» **YOUR OBJECTIVE**
Repeat the records exactly. Every line must match.

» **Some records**
============

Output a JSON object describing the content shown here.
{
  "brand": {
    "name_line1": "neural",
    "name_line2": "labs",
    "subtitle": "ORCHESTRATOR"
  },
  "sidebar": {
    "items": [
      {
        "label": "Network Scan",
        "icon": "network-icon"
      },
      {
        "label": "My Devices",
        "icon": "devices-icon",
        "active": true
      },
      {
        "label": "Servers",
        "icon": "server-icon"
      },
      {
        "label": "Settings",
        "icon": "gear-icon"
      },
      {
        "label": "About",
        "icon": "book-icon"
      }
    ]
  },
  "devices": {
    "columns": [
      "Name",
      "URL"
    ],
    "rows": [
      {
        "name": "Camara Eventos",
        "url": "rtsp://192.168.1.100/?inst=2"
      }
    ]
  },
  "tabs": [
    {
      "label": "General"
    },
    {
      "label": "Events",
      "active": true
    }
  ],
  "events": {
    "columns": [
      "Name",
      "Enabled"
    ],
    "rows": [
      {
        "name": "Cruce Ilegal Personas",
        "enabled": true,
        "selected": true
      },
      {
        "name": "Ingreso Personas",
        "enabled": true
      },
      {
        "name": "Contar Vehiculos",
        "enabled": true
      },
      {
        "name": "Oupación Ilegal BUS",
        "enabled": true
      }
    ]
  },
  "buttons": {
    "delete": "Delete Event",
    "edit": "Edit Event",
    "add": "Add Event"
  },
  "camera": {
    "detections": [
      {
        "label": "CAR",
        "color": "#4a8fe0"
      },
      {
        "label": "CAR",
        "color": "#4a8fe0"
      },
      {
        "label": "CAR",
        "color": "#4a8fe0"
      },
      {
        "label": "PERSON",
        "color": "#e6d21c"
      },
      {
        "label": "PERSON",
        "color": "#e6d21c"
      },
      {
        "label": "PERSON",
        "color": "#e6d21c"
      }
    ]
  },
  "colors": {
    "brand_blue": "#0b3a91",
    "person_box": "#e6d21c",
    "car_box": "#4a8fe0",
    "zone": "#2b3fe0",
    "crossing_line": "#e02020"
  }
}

============

» **RIGHT ANSWER**
Output a JSON object describing the content shown here.
{
  "brand": {
    "name_line1": "neural",
    "name_line2": "labs",
    "subtitle": "ORCHESTRATOR"
  },
  "sidebar": {
    "items": [
      {
        "label": "Network Scan",
        "icon": "network-icon"
      },
      {
        "label": "My Devices",
        "icon": "devices-icon",
        "active": true
      },
      {
        "label": "Servers",
        "icon": "server-icon"
      },
      {
        "label": "Settings",
        "icon": "gear-icon"
      },
      {
        "label": "About",
        "icon": "book-icon"
      }
    ]
  },
  "devices": {
    "columns": [
      "Name",
      "URL"
    ],
    "rows": [
      {
        "name": "Camara Eventos",
        "url": "rtsp://192.168.1.100/?inst=2"
      }
    ]
  },
  "tabs": [
    {
      "label": "General"
    },
    {
      "label": "Events",
      "active": true
    }
  ],
  "events": {
    "columns": [
      "Name",
      "Enabled"
    ],
    "rows": [
      {
        "name": "Cruce Ilegal Personas",
        "enabled": true,
        "selected": true
      },
      {
        "name": "Ingreso Personas",
        "enabled": true
      },
      {
        "name": "Contar Vehiculos",
        "enabled": true
      },
      {
        "name": "Oupación Ilegal BUS",
        "enabled": true
      }
    ]
  },
  "buttons": {
    "delete": "Delete Event",
    "edit": "Edit Event",
    "add": "Add Event"
  },
  "camera": {
    "detections": [
      {
        "label": "CAR",
        "color": "#4a8fe0"
      },
      {
        "label": "CAR",
        "color": "#4a8fe0"
      },
      {
        "label": "CAR",
        "color": "#4a8fe0"
      },
      {
        "label": "PERSON",
        "color": "#e6d21c"
      },
      {
        "label": "PERSON",
        "color": "#e6d21c"
      },
      {
        "label": "PERSON",
        "color": "#e6d21c"
      }
    ]
  },
  "colors": {
    "brand_blue": "#0b3a91",
    "person_box": "#e6d21c",
    "car_box": "#4a8fe0",
    "zone": "#2b3fe0",
    "crossing_line": "#e02020"
  }
}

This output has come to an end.